Süddeutsche Zeitung

Nations League:Löw und sein plötzlicher Reichtum

Gegen die Ukraine überzeugt Leon Goretzka so sehr, dass Bundestrainer vor einem Luxusproblem steht. Er hat zu viele gute Spieler für die Mittelfeldzentrale.

Von Christof Kneer, Leipzig

Zum Glück war die virtuelle Pressekonferenz jetzt vorbei, dem Bundestrainer ersparte das ein paar heikle Fragen. Nicht auszuschließen, dass sonst noch jemand gefragt hätte, ob Jogi Löw vielleicht plane, Ilkay Gündogan künftig als Linksverteidiger aufzustellen? Oder ob es womöglich eine Option sei, Toni Kroos nach Ablauf seiner Sperre als Vorstopper zu bringen oder als Außenstürmer oder Torwart?

Wie gesagt, niemand hat das mehr gefragt, aber es fehlte wahrscheinlich nicht viel. Zuvor hatten die Reporter ja tatsächlich schon wissen wollen, was Löw mit Joshua Kimmich und Leon Goretzka vorhabe; ob er sich den einen (Kimmich) perspektivisch mal wieder als Rechtsverteidiger vorstellen könne und den anderen (Goretzka) als Außenspieler. Darauf Löw: Nein, es sei "grundsätzlich kein Gedanke mehr", Kimmich in die Abwehr zu stecken; und ja, er habe das mit Goretzka auf der Seite mal überlegt, "aber den größten Wert für uns hat er, wenn er aus der Zentrale kommt".

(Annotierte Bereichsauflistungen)
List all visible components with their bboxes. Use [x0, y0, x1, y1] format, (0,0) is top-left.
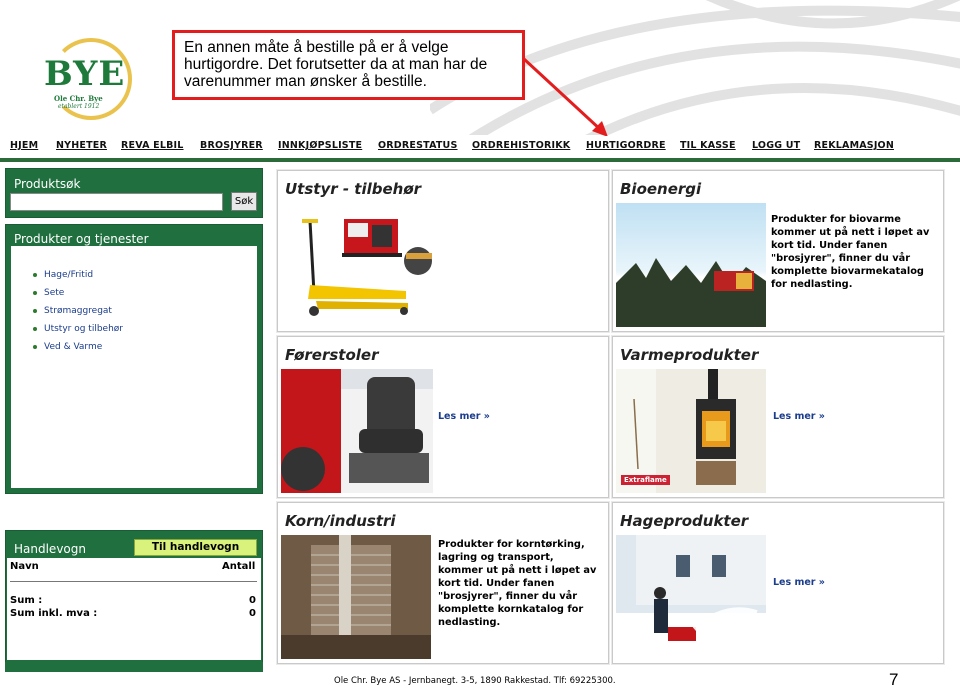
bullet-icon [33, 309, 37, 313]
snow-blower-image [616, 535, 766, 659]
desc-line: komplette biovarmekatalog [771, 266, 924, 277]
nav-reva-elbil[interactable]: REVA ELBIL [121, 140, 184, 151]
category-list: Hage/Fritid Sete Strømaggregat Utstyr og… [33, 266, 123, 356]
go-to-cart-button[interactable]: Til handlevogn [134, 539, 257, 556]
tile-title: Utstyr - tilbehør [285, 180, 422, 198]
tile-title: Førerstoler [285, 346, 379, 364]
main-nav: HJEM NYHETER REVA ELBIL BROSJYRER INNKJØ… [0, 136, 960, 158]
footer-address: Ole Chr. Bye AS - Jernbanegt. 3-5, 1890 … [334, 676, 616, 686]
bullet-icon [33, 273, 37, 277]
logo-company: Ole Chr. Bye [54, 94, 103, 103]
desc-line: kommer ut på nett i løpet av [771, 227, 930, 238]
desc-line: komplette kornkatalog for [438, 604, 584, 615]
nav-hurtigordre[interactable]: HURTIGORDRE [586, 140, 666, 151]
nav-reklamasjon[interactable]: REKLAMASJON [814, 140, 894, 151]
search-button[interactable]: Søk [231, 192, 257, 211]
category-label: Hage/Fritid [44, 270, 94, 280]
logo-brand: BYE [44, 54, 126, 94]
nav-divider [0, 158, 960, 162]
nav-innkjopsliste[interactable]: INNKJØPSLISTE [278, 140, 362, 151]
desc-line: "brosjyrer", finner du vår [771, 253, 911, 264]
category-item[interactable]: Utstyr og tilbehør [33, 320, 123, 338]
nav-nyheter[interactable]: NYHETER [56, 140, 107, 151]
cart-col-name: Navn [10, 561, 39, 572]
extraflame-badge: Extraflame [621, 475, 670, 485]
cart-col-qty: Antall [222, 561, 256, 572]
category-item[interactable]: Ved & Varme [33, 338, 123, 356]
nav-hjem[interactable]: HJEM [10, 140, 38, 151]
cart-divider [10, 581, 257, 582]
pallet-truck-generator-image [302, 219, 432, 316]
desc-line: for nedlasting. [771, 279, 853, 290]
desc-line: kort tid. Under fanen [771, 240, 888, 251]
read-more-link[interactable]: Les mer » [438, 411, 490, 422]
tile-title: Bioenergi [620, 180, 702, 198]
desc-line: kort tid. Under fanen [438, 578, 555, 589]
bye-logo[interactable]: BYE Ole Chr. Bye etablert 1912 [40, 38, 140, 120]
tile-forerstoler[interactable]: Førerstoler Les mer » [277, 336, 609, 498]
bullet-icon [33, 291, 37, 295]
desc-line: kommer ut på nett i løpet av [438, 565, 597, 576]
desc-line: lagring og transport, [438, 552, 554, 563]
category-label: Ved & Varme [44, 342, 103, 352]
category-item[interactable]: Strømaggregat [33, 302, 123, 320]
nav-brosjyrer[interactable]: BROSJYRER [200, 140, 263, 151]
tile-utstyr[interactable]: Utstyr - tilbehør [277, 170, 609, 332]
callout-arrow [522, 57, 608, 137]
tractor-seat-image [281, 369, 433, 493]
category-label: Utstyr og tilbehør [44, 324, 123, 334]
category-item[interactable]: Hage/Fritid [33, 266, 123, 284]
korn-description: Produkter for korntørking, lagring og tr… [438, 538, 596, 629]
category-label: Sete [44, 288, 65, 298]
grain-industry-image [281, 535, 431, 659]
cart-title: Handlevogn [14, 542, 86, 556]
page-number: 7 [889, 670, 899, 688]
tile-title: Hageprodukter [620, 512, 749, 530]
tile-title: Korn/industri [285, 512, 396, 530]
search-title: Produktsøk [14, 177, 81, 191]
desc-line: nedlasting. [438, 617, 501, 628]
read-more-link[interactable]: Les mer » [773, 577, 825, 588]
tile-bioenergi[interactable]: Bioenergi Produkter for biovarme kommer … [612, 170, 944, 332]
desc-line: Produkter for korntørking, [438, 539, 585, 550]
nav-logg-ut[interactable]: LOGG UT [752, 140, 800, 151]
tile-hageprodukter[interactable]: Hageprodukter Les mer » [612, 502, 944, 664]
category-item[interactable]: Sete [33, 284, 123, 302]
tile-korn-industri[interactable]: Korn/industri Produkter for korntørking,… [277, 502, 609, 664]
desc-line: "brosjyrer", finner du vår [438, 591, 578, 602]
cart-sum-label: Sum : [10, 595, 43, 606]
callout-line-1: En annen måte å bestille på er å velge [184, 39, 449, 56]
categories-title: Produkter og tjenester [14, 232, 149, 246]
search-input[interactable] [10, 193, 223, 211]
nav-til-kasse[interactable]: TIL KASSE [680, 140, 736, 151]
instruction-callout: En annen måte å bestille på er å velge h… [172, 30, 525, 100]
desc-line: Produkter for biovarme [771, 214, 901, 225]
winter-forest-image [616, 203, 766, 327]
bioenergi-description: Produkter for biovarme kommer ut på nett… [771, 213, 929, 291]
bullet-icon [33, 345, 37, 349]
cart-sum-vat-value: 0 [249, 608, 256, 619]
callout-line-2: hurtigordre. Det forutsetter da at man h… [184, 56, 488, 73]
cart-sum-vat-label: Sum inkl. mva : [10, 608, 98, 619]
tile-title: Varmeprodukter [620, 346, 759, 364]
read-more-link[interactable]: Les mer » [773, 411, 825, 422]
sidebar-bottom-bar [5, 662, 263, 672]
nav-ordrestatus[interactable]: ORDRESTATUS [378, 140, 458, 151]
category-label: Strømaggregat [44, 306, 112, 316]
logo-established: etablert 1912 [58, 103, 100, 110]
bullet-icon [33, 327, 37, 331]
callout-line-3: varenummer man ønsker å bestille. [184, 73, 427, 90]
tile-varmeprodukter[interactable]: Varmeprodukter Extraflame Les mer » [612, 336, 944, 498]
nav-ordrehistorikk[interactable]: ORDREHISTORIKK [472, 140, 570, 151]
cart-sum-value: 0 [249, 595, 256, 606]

Zu erledigende Aufgabe »
Zitieren Sie aus dem Artikel über Löw den Abschnitt zwischen „Süddeutsche Zeitung“ und „für die Mittelfeldzentrale.“, beide eingeschlossen.

Lösung der Aufgabe »
Süddeutsche Zeitung

Nations League:Löw und sein plötzlicher Reichtum

Gegen die Ukraine überzeugt Leon Goretzka so sehr, dass Bundestrainer vor einem Luxusproblem steht. Er hat zu viele gute Spieler für die Mittelfeldzentrale.